##### RECORDS PROVIDED

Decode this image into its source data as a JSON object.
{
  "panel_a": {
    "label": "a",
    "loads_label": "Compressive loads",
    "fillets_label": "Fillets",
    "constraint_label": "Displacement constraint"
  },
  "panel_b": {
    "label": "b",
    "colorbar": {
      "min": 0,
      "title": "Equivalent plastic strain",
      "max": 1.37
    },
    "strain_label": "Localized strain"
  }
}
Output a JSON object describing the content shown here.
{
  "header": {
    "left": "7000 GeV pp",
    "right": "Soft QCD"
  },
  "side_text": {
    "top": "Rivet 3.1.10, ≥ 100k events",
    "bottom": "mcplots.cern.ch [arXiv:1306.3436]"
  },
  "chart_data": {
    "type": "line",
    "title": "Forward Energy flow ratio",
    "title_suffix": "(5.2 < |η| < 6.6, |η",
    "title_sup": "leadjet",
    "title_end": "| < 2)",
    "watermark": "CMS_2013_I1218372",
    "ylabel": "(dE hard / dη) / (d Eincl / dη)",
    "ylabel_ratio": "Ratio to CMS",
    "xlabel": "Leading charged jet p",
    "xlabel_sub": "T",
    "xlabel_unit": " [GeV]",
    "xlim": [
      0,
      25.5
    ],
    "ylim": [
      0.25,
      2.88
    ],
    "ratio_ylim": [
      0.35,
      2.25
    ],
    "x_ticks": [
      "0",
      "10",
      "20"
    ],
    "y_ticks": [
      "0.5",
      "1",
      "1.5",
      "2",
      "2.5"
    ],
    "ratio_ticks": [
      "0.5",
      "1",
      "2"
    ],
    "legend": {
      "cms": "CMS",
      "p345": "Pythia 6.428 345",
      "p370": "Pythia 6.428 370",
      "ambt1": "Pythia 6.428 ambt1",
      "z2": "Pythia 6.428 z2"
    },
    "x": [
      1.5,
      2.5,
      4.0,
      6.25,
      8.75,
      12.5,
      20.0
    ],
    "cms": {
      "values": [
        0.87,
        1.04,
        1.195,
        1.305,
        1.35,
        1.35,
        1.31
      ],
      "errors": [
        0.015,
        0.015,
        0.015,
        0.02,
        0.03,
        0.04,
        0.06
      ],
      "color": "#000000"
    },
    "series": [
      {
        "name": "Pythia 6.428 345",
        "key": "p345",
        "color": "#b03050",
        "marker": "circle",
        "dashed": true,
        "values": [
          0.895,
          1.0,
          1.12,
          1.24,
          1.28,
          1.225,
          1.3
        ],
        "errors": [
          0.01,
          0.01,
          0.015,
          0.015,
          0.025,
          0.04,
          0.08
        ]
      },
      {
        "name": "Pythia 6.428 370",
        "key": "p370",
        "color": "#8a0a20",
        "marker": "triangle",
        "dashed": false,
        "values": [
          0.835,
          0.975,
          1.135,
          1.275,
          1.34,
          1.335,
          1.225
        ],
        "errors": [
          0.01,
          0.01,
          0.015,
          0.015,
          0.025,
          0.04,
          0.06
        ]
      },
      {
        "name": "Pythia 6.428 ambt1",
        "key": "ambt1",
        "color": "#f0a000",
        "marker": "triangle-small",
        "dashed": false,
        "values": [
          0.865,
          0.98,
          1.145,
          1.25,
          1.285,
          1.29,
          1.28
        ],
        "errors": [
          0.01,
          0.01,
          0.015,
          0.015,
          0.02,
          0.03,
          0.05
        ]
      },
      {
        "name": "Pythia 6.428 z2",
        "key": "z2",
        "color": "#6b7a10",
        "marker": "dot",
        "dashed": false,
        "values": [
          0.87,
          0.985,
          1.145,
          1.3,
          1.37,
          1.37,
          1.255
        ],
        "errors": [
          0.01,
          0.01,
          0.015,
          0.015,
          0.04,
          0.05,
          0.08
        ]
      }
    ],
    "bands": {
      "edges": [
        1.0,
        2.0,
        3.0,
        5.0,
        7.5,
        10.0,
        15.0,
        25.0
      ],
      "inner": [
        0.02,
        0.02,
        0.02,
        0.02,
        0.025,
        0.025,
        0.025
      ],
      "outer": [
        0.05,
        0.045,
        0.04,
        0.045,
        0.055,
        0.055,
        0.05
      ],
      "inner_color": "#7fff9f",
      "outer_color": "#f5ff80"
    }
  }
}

##########

* **SHORT PROBLEM**
Write out every line from the records above, word for word.

* **SOLUTION BELOW**
Decode this image into its source data as a JSON object.
{
  "panel_a": {
    "label": "a",
    "loads_label": "Compressive loads",
    "fillets_label": "Fillets",
    "constraint_label": "Displacement constraint"
  },
  "panel_b": {
    "label": "b",
    "colorbar": {
      "min": 0,
      "title": "Equivalent plastic strain",
      "max": 1.37
    },
    "strain_label": "Localized strain"
  }
}
Output a JSON object describing the content shown here.
{
  "header": {
    "left": "7000 GeV pp",
    "right": "Soft QCD"
  },
  "side_text": {
    "top": "Rivet 3.1.10, ≥ 100k events",
    "bottom": "mcplots.cern.ch [arXiv:1306.3436]"
  },
  "chart_data": {
    "type": "line",
    "title": "Forward Energy flow ratio",
    "title_suffix": "(5.2 < |η| < 6.6, |η",
    "title_sup": "leadjet",
    "title_end": "| < 2)",
    "watermark": "CMS_2013_I1218372",
    "ylabel": "(dE hard / dη) / (d Eincl / dη)",
    "ylabel_ratio": "Ratio to CMS",
    "xlabel": "Leading charged jet p",
    "xlabel_sub": "T",
    "xlabel_unit": " [GeV]",
    "xlim": [
      0,
      25.5
    ],
    "ylim": [
      0.25,
      2.88
    ],
    "ratio_ylim": [
      0.35,
      2.25
    ],
    "x_ticks": [
      "0",
      "10",
      "20"
    ],
    "y_ticks": [
      "0.5",
      "1",
      "1.5",
      "2",
      "2.5"
    ],
    "ratio_ticks": [
      "0.5",
      "1",
      "2"
    ],
    "legend": {
      "cms": "CMS",
      "p345": "Pythia 6.428 345",
      "p370": "Pythia 6.428 370",
      "ambt1": "Pythia 6.428 ambt1",
      "z2": "Pythia 6.428 z2"
    },
    "x": [
      1.5,
      2.5,
      4.0,
      6.25,
      8.75,
      12.5,
      20.0
    ],
    "cms": {
      "values": [
        0.87,
        1.04,
        1.195,
        1.305,
        1.35,
        1.35,
        1.31
      ],
      "errors": [
        0.015,
        0.015,
        0.015,
        0.02,
        0.03,
        0.04,
        0.06
      ],
      "color": "#000000"
    },
    "series": [
      {
        "name": "Pythia 6.428 345",
        "key": "p345",
        "color": "#b03050",
        "marker": "circle",
        "dashed": true,
        "values": [
          0.895,
          1.0,
          1.12,
          1.24,
          1.28,
          1.225,
          1.3
        ],
        "errors": [
          0.01,
          0.01,
          0.015,
          0.015,
          0.025,
          0.04,
          0.08
        ]
      },
      {
        "name": "Pythia 6.428 370",
        "key": "p370",
        "color": "#8a0a20",
        "marker": "triangle",
        "dashed": false,
        "values": [
          0.835,
          0.975,
          1.135,
          1.275,
          1.34,
          1.335,
          1.225
        ],
        "errors": [
          0.01,
          0.01,
          0.015,
          0.015,
          0.025,
          0.04,
          0.06
        ]
      },
      {
        "name": "Pythia 6.428 ambt1",
        "key": "ambt1",
        "color": "#f0a000",
        "marker": "triangle-small",
        "dashed": false,
        "values": [
          0.865,
          0.98,
          1.145,
          1.25,
          1.285,
          1.29,
          1.28
        ],
        "errors": [
          0.01,
          0.01,
          0.015,
          0.015,
          0.02,
          0.03,
          0.05
        ]
      },
      {
        "name": "Pythia 6.428 z2",
        "key": "z2",
        "color": "#6b7a10",
        "marker": "dot",
        "dashed": false,
        "values": [
          0.87,
          0.985,
          1.145,
          1.3,
          1.37,
          1.37,
          1.255
        ],
        "errors": [
          0.01,
          0.01,
          0.015,
          0.015,
          0.04,
          0.05,
          0.08
        ]
      }
    ],
    "bands": {
      "edges": [
        1.0,
        2.0,
        3.0,
        5.0,
        7.5,
        10.0,
        15.0,
        25.0
      ],
      "inner": [
        0.02,
        0.02,
        0.02,
        0.02,
        0.025,
        0.025,
        0.025
      ],
      "outer": [
        0.05,
        0.045,
        0.04,
        0.045,
        0.055,
        0.055,
        0.05
      ],
      "inner_color": "#7fff9f",
      "outer_color": "#f5ff80"
    }
  }
}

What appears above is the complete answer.